Extract the lines that hold the string "Топаль".

[Collected data]
::::

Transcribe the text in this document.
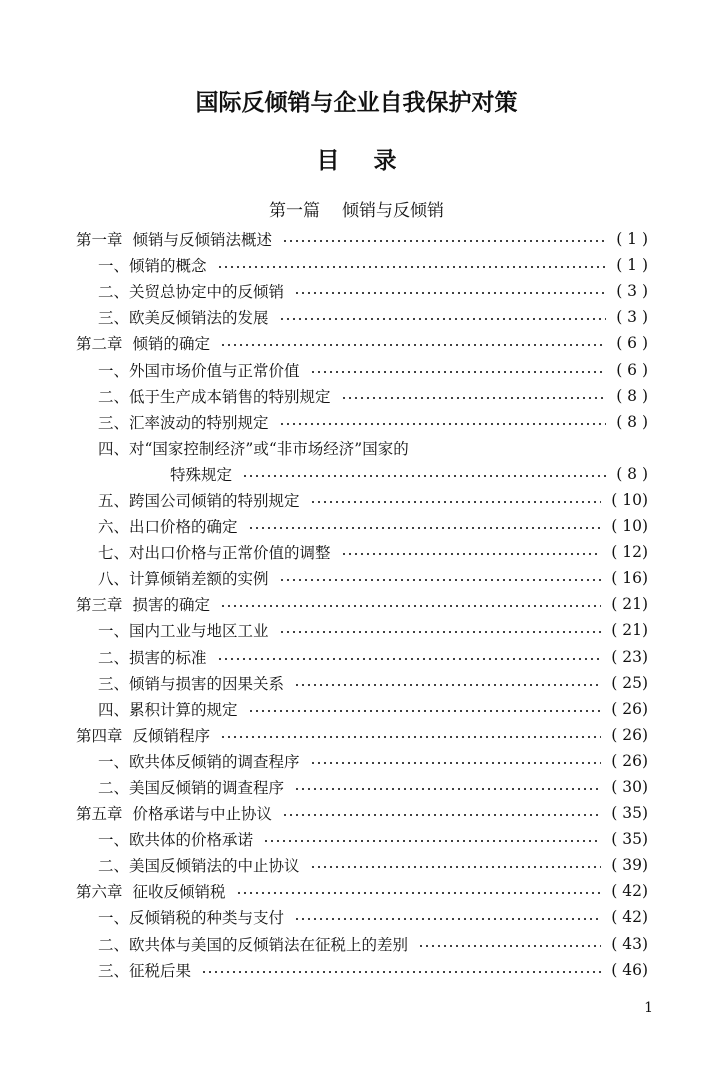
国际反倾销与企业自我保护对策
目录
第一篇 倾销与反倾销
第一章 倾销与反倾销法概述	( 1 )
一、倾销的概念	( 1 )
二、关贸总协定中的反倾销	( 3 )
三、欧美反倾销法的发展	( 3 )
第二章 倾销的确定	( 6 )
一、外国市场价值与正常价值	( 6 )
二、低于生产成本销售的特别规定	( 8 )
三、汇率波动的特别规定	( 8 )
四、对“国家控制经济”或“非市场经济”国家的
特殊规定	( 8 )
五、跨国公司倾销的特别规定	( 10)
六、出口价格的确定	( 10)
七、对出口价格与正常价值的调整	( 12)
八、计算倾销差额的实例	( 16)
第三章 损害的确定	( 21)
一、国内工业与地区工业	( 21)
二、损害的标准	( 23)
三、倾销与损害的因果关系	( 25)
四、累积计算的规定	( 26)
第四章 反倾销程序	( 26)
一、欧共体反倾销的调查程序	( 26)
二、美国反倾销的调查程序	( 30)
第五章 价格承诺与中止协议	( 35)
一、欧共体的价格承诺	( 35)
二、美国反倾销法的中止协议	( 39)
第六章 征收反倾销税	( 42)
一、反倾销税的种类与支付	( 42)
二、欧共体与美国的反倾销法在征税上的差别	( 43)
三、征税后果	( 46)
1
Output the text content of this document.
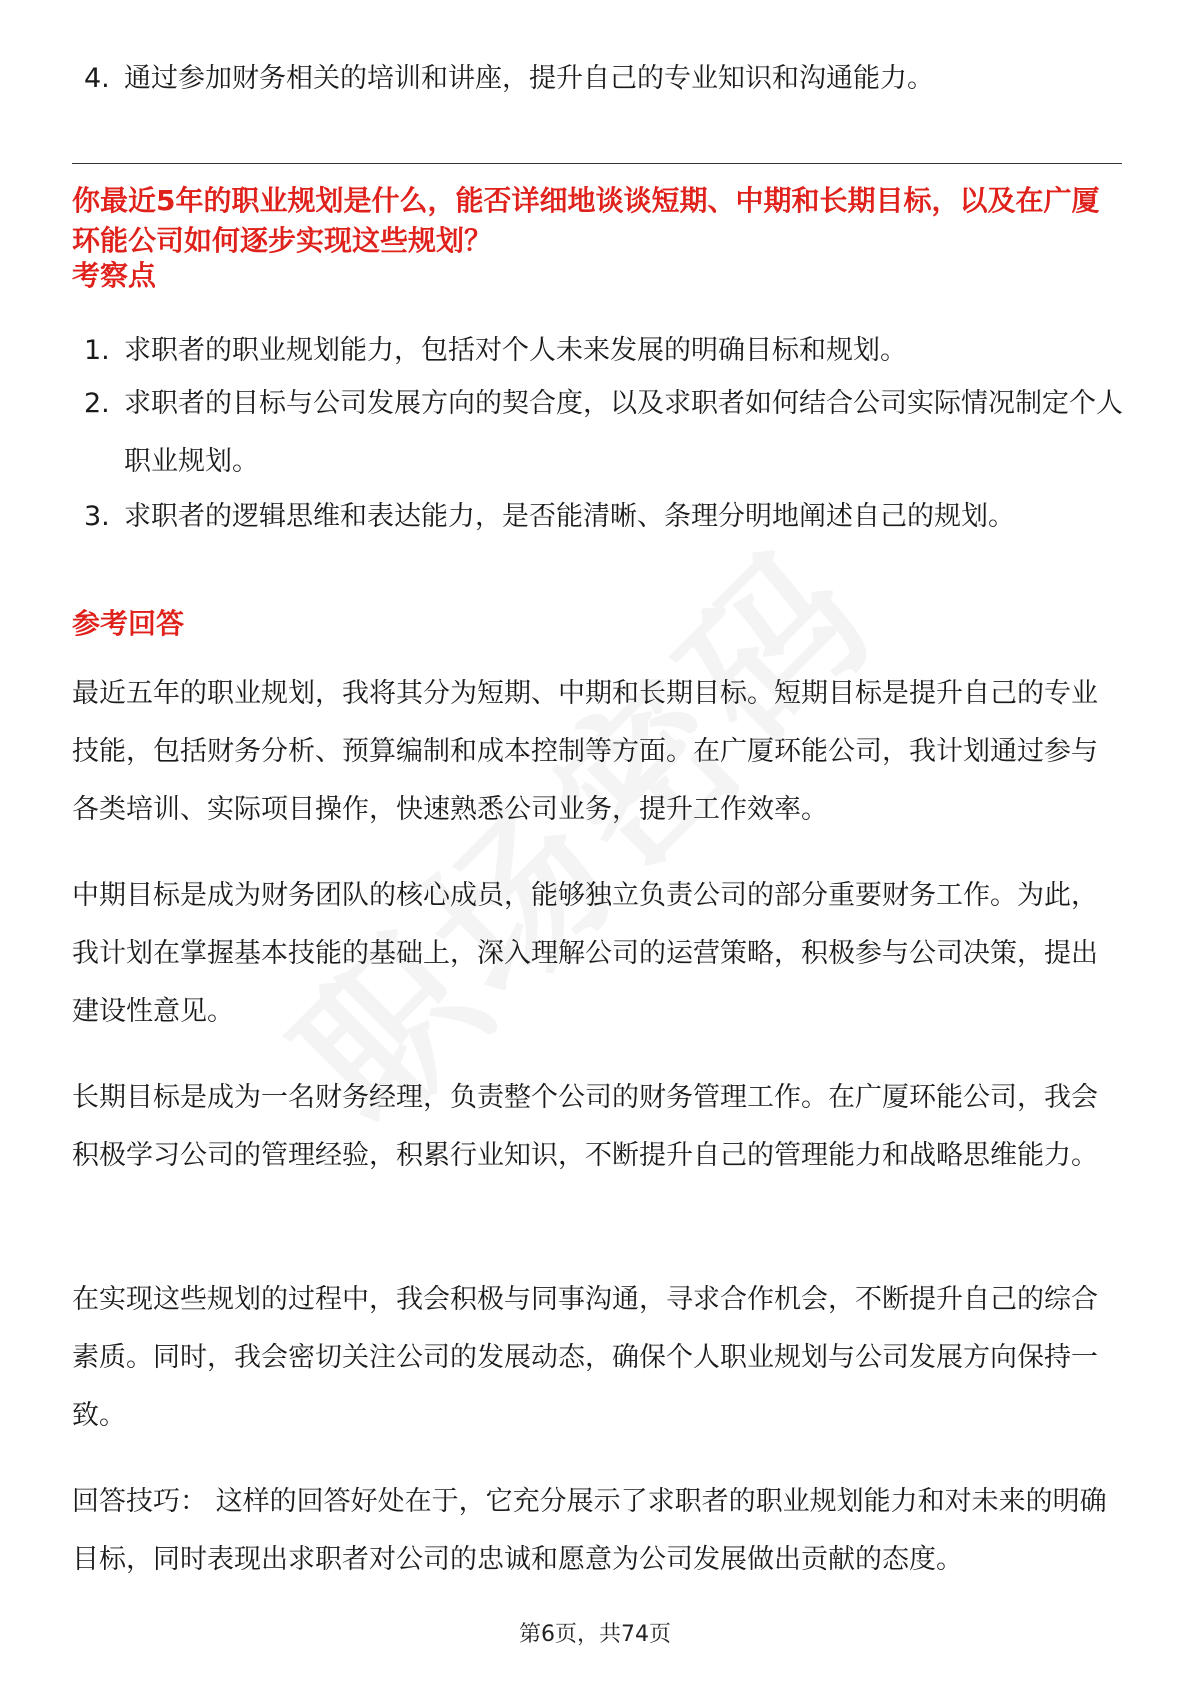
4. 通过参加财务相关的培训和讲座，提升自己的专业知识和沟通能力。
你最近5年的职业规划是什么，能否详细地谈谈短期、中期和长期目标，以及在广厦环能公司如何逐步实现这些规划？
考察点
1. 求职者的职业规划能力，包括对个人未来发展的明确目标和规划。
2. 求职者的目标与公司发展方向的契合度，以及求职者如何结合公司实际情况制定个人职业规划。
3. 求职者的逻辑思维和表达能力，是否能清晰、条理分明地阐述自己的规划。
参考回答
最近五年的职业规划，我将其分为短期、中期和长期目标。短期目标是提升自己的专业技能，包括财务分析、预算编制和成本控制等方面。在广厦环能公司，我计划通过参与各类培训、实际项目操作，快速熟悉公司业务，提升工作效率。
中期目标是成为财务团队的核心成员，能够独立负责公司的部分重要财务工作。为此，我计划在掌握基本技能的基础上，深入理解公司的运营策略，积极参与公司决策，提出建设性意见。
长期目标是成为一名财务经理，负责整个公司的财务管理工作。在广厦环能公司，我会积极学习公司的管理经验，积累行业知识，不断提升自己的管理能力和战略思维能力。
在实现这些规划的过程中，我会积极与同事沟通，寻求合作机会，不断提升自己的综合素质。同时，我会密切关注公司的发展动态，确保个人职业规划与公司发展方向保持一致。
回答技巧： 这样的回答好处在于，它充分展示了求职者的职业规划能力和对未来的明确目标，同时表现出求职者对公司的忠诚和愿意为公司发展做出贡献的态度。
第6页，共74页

::::

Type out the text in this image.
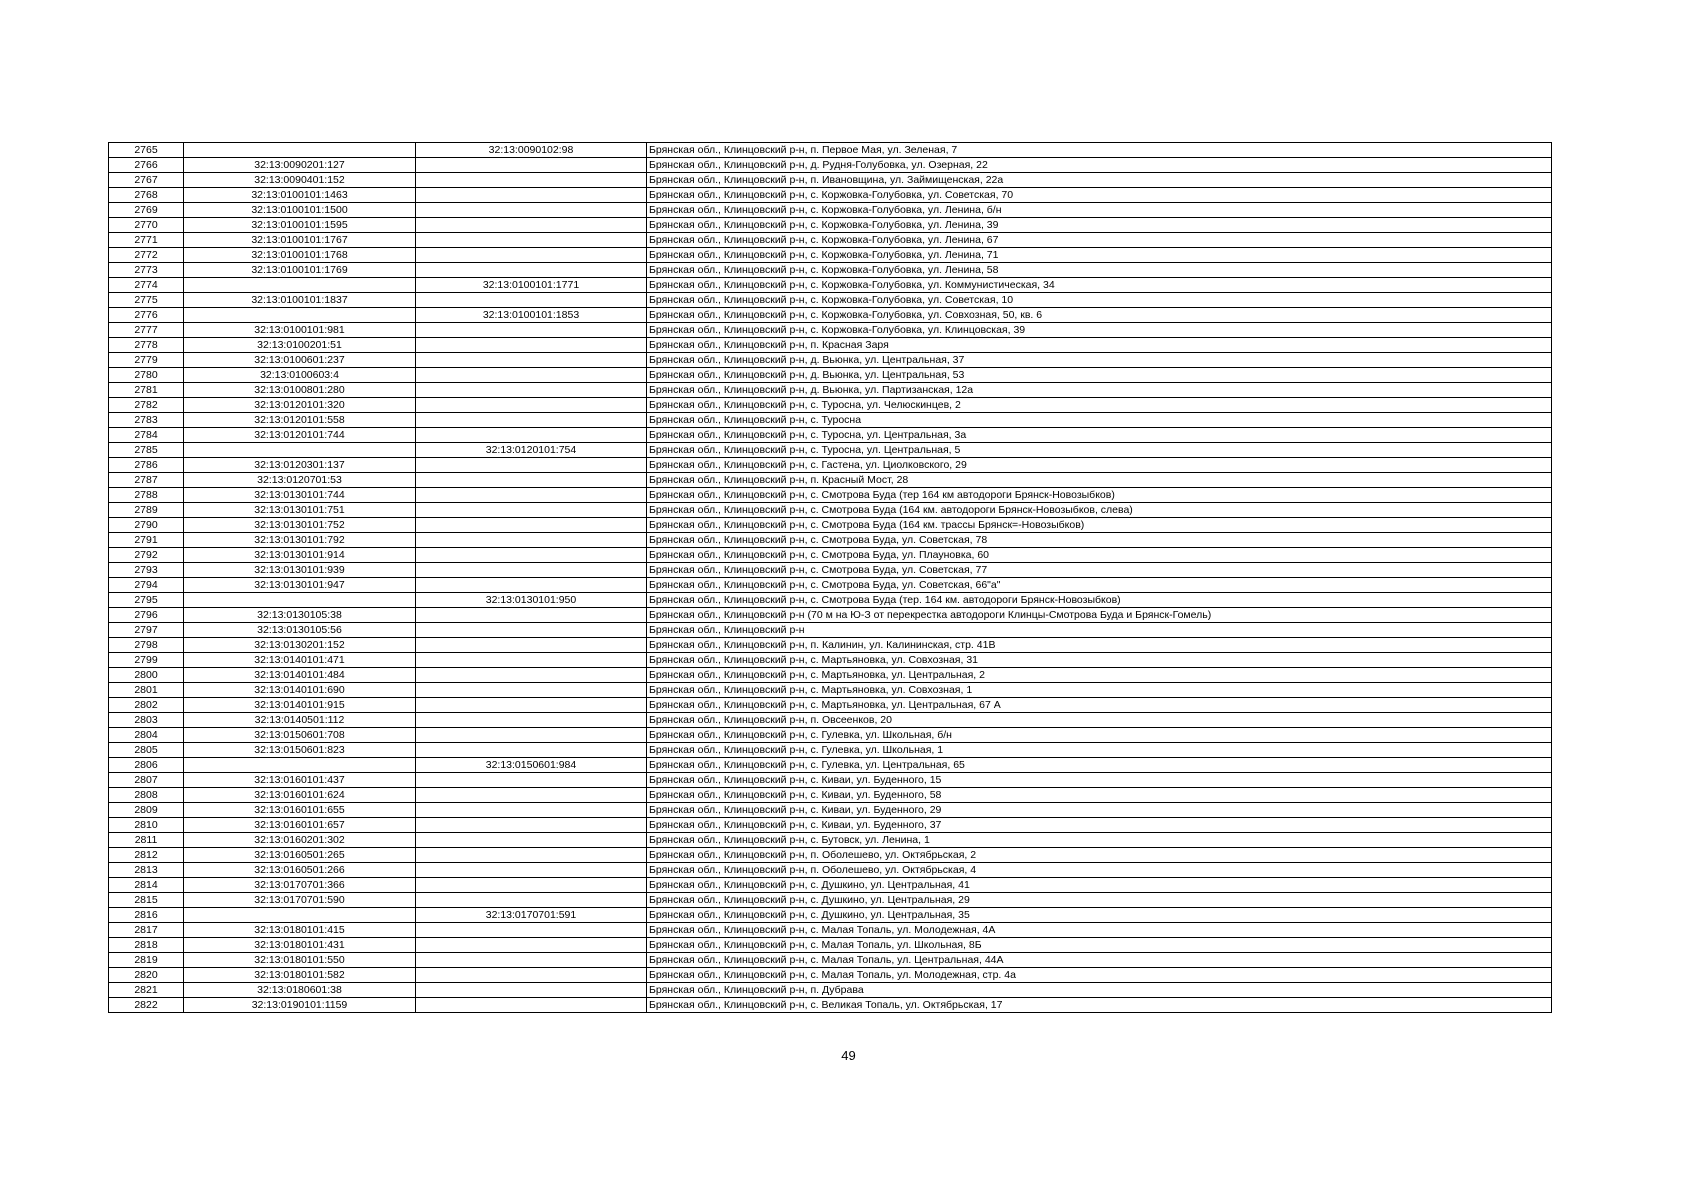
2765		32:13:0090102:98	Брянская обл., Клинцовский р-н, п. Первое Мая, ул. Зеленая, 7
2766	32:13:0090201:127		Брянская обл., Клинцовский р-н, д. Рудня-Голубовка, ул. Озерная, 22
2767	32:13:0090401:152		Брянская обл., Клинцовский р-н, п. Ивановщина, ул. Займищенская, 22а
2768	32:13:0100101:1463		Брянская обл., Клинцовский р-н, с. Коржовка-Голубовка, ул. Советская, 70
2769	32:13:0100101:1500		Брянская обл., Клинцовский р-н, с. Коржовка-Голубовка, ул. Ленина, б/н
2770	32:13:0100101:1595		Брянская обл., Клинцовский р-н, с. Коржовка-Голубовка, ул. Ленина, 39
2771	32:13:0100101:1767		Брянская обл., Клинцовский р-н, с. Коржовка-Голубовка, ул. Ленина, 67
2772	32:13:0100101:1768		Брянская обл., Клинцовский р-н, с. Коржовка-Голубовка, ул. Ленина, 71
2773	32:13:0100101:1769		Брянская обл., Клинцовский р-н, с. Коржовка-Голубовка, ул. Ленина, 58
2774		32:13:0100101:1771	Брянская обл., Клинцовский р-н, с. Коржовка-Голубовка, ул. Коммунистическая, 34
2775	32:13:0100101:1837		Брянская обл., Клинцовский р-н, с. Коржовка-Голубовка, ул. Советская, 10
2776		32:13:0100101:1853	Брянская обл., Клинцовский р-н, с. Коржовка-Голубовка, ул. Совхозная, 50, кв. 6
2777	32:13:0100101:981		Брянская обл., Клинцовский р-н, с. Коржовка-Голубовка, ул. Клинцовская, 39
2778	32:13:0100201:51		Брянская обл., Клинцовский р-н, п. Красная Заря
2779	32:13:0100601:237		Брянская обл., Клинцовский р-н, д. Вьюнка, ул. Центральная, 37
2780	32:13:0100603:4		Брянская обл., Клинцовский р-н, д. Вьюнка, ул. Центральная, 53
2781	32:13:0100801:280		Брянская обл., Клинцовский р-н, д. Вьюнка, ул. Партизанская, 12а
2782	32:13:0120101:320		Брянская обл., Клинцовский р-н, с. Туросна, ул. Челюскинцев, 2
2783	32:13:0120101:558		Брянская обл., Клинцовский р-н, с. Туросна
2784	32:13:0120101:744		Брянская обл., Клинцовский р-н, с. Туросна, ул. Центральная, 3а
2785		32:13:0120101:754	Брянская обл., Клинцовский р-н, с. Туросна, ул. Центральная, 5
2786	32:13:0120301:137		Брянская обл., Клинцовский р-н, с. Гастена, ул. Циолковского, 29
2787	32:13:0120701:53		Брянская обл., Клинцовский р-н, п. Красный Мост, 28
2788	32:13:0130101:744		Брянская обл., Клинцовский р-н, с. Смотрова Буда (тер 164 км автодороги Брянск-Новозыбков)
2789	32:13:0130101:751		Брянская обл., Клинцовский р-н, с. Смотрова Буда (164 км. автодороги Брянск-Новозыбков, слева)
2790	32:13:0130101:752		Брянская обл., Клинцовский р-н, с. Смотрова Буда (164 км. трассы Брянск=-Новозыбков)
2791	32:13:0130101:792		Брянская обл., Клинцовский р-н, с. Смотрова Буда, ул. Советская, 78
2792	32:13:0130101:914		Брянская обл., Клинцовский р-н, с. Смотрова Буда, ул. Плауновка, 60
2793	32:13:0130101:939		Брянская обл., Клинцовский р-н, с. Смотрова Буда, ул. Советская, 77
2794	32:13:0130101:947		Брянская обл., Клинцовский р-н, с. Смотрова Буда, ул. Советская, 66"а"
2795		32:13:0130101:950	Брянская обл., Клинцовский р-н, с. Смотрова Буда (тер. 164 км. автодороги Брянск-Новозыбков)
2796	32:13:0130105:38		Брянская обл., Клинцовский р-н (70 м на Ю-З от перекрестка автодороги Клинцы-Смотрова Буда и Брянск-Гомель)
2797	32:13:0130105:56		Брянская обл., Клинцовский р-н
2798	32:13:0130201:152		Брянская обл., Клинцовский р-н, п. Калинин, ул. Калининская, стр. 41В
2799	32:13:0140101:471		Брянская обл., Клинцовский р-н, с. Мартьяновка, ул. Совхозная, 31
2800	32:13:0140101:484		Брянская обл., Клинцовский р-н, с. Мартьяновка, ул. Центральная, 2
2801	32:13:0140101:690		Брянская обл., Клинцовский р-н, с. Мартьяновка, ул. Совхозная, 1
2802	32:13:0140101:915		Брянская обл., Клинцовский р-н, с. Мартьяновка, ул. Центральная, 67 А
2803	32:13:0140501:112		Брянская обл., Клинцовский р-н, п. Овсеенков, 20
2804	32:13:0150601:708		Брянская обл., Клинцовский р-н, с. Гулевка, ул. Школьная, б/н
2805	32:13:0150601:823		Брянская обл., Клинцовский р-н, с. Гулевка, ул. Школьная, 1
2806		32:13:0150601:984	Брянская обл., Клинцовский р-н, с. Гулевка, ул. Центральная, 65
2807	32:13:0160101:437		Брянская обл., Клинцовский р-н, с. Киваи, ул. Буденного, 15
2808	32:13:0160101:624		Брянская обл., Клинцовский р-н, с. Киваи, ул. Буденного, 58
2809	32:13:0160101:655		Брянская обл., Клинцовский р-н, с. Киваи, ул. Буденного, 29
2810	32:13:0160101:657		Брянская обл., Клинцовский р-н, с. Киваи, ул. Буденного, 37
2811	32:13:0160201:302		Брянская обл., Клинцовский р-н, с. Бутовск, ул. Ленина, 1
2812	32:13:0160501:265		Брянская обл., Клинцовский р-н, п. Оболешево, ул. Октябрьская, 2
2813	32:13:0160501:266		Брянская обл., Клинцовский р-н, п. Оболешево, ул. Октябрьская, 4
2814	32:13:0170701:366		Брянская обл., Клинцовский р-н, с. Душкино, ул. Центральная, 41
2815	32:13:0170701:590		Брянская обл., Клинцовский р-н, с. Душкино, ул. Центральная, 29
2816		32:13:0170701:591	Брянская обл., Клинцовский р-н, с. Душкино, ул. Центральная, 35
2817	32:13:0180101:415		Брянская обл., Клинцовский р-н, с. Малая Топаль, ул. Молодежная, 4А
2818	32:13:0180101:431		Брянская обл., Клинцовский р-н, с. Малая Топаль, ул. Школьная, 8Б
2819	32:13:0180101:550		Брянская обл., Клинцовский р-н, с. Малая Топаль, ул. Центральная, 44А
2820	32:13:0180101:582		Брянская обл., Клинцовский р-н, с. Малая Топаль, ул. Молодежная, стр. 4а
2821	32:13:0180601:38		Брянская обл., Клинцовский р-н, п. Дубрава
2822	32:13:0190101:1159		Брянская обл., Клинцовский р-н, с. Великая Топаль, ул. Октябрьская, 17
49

::::

■ **Solution**:
2817	32:13:0180101:415		Брянская обл., Клинцовский р-н, с. Малая Топаль, ул. Молодежная, 4А
2818	32:13:0180101:431		Брянская обл., Клинцовский р-н, с. Малая Топаль, ул. Школьная, 8Б
2819	32:13:0180101:550		Брянская обл., Клинцовский р-н, с. Малая Топаль, ул. Центральная, 44А
2820	32:13:0180101:582		Брянская обл., Клинцовский р-н, с. Малая Топаль, ул. Молодежная, стр. 4а
2822	32:13:0190101:1159		Брянская обл., Клинцовский р-н, с. Великая Топаль, ул. Октябрьская, 17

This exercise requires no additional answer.